* _Instructions to follow_
Output the material beneath exactly, leaving nothing out.

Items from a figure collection
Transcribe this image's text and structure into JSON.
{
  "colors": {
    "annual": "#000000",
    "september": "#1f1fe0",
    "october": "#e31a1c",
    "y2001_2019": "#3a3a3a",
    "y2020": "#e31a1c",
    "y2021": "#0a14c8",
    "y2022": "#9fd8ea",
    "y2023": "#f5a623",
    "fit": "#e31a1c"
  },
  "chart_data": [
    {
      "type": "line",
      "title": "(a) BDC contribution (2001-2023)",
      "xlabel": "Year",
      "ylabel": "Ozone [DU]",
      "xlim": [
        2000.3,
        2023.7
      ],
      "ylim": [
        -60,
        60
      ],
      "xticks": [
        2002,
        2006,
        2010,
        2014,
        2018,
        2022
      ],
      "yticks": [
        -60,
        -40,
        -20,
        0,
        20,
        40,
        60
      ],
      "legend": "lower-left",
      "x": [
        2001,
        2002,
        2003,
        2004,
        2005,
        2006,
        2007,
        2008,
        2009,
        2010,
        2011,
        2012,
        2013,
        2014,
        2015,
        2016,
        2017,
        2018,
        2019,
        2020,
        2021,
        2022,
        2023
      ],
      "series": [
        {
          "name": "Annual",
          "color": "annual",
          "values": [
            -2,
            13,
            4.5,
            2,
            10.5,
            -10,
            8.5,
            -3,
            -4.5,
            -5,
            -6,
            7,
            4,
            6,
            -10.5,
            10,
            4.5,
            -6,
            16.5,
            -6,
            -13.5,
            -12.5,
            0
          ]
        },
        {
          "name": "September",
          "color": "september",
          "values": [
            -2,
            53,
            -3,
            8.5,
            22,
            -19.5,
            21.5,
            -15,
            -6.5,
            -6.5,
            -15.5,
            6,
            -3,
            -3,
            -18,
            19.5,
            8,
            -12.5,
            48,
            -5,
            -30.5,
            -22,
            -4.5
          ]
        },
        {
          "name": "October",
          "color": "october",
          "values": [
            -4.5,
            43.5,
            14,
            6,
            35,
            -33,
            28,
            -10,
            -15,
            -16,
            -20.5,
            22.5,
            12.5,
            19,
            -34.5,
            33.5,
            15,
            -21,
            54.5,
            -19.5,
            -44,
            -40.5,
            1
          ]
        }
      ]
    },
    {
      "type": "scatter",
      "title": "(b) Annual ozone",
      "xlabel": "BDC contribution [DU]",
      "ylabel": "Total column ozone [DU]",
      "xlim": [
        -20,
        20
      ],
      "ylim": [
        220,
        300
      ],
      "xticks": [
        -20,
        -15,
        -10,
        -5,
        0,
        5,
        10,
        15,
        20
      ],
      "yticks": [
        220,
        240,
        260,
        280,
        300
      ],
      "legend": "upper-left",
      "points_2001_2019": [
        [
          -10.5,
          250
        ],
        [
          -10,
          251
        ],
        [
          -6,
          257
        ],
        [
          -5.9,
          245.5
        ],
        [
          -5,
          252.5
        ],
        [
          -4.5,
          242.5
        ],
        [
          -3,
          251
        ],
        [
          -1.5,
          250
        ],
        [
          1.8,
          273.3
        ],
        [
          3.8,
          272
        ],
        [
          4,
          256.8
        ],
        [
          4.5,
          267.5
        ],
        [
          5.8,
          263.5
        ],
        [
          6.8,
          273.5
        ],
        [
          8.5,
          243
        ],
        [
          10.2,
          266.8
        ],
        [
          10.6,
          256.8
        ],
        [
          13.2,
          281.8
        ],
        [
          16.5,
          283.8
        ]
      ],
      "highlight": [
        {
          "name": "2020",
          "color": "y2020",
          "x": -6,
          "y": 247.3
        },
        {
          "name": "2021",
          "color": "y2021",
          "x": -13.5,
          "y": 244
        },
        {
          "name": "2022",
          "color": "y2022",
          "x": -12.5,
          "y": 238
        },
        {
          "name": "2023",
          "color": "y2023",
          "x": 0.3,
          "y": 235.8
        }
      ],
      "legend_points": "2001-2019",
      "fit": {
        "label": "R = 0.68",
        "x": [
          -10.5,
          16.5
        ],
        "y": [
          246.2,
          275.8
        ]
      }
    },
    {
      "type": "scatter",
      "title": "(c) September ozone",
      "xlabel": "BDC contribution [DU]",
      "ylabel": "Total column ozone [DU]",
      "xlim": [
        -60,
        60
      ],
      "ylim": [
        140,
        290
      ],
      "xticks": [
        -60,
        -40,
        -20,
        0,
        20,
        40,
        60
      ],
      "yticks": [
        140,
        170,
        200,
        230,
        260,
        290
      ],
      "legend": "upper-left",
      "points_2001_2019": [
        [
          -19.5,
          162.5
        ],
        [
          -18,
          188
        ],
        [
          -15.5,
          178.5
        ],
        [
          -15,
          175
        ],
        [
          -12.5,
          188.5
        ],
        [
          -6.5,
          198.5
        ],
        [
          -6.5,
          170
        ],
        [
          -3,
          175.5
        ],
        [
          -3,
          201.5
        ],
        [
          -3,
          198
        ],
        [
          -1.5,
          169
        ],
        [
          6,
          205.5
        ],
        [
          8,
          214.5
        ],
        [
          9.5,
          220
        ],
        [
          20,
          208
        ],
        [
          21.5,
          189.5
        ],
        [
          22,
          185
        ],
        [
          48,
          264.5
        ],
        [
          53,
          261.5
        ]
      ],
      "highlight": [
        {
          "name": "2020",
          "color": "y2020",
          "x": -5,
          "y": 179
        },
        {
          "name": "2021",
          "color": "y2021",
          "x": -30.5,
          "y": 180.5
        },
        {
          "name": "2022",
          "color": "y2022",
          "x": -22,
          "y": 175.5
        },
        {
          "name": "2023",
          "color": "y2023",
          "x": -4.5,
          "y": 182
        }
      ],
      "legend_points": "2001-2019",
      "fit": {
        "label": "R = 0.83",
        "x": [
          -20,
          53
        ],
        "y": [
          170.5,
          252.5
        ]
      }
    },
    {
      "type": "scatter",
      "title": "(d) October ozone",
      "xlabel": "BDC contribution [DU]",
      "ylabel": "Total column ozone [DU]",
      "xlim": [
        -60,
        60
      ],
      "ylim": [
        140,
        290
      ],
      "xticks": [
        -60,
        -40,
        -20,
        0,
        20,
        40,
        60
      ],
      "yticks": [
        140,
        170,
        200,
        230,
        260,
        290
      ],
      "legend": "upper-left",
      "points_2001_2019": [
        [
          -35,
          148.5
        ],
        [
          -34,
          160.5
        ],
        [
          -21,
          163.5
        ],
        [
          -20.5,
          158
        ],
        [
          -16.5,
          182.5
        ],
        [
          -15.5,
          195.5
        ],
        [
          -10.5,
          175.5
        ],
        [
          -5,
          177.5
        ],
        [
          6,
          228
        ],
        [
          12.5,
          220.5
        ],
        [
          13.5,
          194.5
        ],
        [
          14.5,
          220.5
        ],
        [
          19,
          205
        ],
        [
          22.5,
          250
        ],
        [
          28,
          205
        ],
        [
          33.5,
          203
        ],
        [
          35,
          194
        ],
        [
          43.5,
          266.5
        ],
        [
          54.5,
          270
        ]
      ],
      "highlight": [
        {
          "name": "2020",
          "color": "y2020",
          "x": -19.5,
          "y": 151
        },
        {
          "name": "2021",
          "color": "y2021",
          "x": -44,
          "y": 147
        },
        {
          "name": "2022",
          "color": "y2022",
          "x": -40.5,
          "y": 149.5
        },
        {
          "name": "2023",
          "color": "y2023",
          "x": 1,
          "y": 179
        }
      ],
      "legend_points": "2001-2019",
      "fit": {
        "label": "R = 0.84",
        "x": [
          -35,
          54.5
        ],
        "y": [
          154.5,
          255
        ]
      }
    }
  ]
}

* _Task output_
Transcribe this image's text and structure into JSON.
{
  "colors": {
    "annual": "#000000",
    "september": "#1f1fe0",
    "october": "#e31a1c",
    "y2001_2019": "#3a3a3a",
    "y2020": "#e31a1c",
    "y2021": "#0a14c8",
    "y2022": "#9fd8ea",
    "y2023": "#f5a623",
    "fit": "#e31a1c"
  },
  "chart_data": [
    {
      "type": "line",
      "title": "(a) BDC contribution (2001-2023)",
      "xlabel": "Year",
      "ylabel": "Ozone [DU]",
      "xlim": [
        2000.3,
        2023.7
      ],
      "ylim": [
        -60,
        60
      ],
      "xticks": [
        2002,
        2006,
        2010,
        2014,
        2018,
        2022
      ],
      "yticks": [
        -60,
        -40,
        -20,
        0,
        20,
        40,
        60
      ],
      "legend": "lower-left",
      "x": [
        2001,
        2002,
        2003,
        2004,
        2005,
        2006,
        2007,
        2008,
        2009,
        2010,
        2011,
        2012,
        2013,
        2014,
        2015,
        2016,
        2017,
        2018,
        2019,
        2020,
        2021,
        2022,
        2023
      ],
      "series": [
        {
          "name": "Annual",
          "color": "annual",
          "values": [
            -2,
            13,
            4.5,
            2,
            10.5,
            -10,
            8.5,
            -3,
            -4.5,
            -5,
            -6,
            7,
            4,
            6,
            -10.5,
            10,
            4.5,
            -6,
            16.5,
            -6,
            -13.5,
            -12.5,
            0
          ]
        },
        {
          "name": "September",
          "color": "september",
          "values": [
            -2,
            53,
            -3,
            8.5,
            22,
            -19.5,
            21.5,
            -15,
            -6.5,
            -6.5,
            -15.5,
            6,
            -3,
            -3,
            -18,
            19.5,
            8,
            -12.5,
            48,
            -5,
            -30.5,
            -22,
            -4.5
          ]
        },
        {
          "name": "October",
          "color": "october",
          "values": [
            -4.5,
            43.5,
            14,
            6,
            35,
            -33,
            28,
            -10,
            -15,
            -16,
            -20.5,
            22.5,
            12.5,
            19,
            -34.5,
            33.5,
            15,
            -21,
            54.5,
            -19.5,
            -44,
            -40.5,
            1
          ]
        }
      ]
    },
    {
      "type": "scatter",
      "title": "(b) Annual ozone",
      "xlabel": "BDC contribution [DU]",
      "ylabel": "Total column ozone [DU]",
      "xlim": [
        -20,
        20
      ],
      "ylim": [
        220,
        300
      ],
      "xticks": [
        -20,
        -15,
        -10,
        -5,
        0,
        5,
        10,
        15,
        20
      ],
      "yticks": [
        220,
        240,
        260,
        280,
        300
      ],
      "legend": "upper-left",
      "points_2001_2019": [
        [
          -10.5,
          250
        ],
        [
          -10,
          251
        ],
        [
          -6,
          257
        ],
        [
          -5.9,
          245.5
        ],
        [
          -5,
          252.5
        ],
        [
          -4.5,
          242.5
        ],
        [
          -3,
          251
        ],
        [
          -1.5,
          250
        ],
        [
          1.8,
          273.3
        ],
        [
          3.8,
          272
        ],
        [
          4,
          256.8
        ],
        [
          4.5,
          267.5
        ],
        [
          5.8,
          263.5
        ],
        [
          6.8,
          273.5
        ],
        [
          8.5,
          243
        ],
        [
          10.2,
          266.8
        ],
        [
          10.6,
          256.8
        ],
        [
          13.2,
          281.8
        ],
        [
          16.5,
          283.8
        ]
      ],
      "highlight": [
        {
          "name": "2020",
          "color": "y2020",
          "x": -6,
          "y": 247.3
        },
        {
          "name": "2021",
          "color": "y2021",
          "x": -13.5,
          "y": 244
        },
        {
          "name": "2022",
          "color": "y2022",
          "x": -12.5,
          "y": 238
        },
        {
          "name": "2023",
          "color": "y2023",
          "x": 0.3,
          "y": 235.8
        }
      ],
      "legend_points": "2001-2019",
      "fit": {
        "label": "R = 0.68",
        "x": [
          -10.5,
          16.5
        ],
        "y": [
          246.2,
          275.8
        ]
      }
    },
    {
      "type": "scatter",
      "title": "(c) September ozone",
      "xlabel": "BDC contribution [DU]",
      "ylabel": "Total column ozone [DU]",
      "xlim": [
        -60,
        60
      ],
      "ylim": [
        140,
        290
      ],
      "xticks": [
        -60,
        -40,
        -20,
        0,
        20,
        40,
        60
      ],
      "yticks": [
        140,
        170,
        200,
        230,
        260,
        290
      ],
      "legend": "upper-left",
      "points_2001_2019": [
        [
          -19.5,
          162.5
        ],
        [
          -18,
          188
        ],
        [
          -15.5,
          178.5
        ],
        [
          -15,
          175
        ],
        [
          -12.5,
          188.5
        ],
        [
          -6.5,
          198.5
        ],
        [
          -6.5,
          170
        ],
        [
          -3,
          175.5
        ],
        [
          -3,
          201.5
        ],
        [
          -3,
          198
        ],
        [
          -1.5,
          169
        ],
        [
          6,
          205.5
        ],
        [
          8,
          214.5
        ],
        [
          9.5,
          220
        ],
        [
          20,
          208
        ],
        [
          21.5,
          189.5
        ],
        [
          22,
          185
        ],
        [
          48,
          264.5
        ],
        [
          53,
          261.5
        ]
      ],
      "highlight": [
        {
          "name": "2020",
          "color": "y2020",
          "x": -5,
          "y": 179
        },
        {
          "name": "2021",
          "color": "y2021",
          "x": -30.5,
          "y": 180.5
        },
        {
          "name": "2022",
          "color": "y2022",
          "x": -22,
          "y": 175.5
        },
        {
          "name": "2023",
          "color": "y2023",
          "x": -4.5,
          "y": 182
        }
      ],
      "legend_points": "2001-2019",
      "fit": {
        "label": "R = 0.83",
        "x": [
          -20,
          53
        ],
        "y": [
          170.5,
          252.5
        ]
      }
    },
    {
      "type": "scatter",
      "title": "(d) October ozone",
      "xlabel": "BDC contribution [DU]",
      "ylabel": "Total column ozone [DU]",
      "xlim": [
        -60,
        60
      ],
      "ylim": [
        140,
        290
      ],
      "xticks": [
        -60,
        -40,
        -20,
        0,
        20,
        40,
        60
      ],
      "yticks": [
        140,
        170,
        200,
        230,
        260,
        290
      ],
      "legend": "upper-left",
      "points_2001_2019": [
        [
          -35,
          148.5
        ],
        [
          -34,
          160.5
        ],
        [
          -21,
          163.5
        ],
        [
          -20.5,
          158
        ],
        [
          -16.5,
          182.5
        ],
        [
          -15.5,
          195.5
        ],
        [
          -10.5,
          175.5
        ],
        [
          -5,
          177.5
        ],
        [
          6,
          228
        ],
        [
          12.5,
          220.5
        ],
        [
          13.5,
          194.5
        ],
        [
          14.5,
          220.5
        ],
        [
          19,
          205
        ],
        [
          22.5,
          250
        ],
        [
          28,
          205
        ],
        [
          33.5,
          203
        ],
        [
          35,
          194
        ],
        [
          43.5,
          266.5
        ],
        [
          54.5,
          270
        ]
      ],
      "highlight": [
        {
          "name": "2020",
          "color": "y2020",
          "x": -19.5,
          "y": 151
        },
        {
          "name": "2021",
          "color": "y2021",
          "x": -44,
          "y": 147
        },
        {
          "name": "2022",
          "color": "y2022",
          "x": -40.5,
          "y": 149.5
        },
        {
          "name": "2023",
          "color": "y2023",
          "x": 1,
          "y": 179
        }
      ],
      "legend_points": "2001-2019",
      "fit": {
        "label": "R = 0.84",
        "x": [
          -35,
          54.5
        ],
        "y": [
          154.5,
          255
        ]
      }
    }
  ]
}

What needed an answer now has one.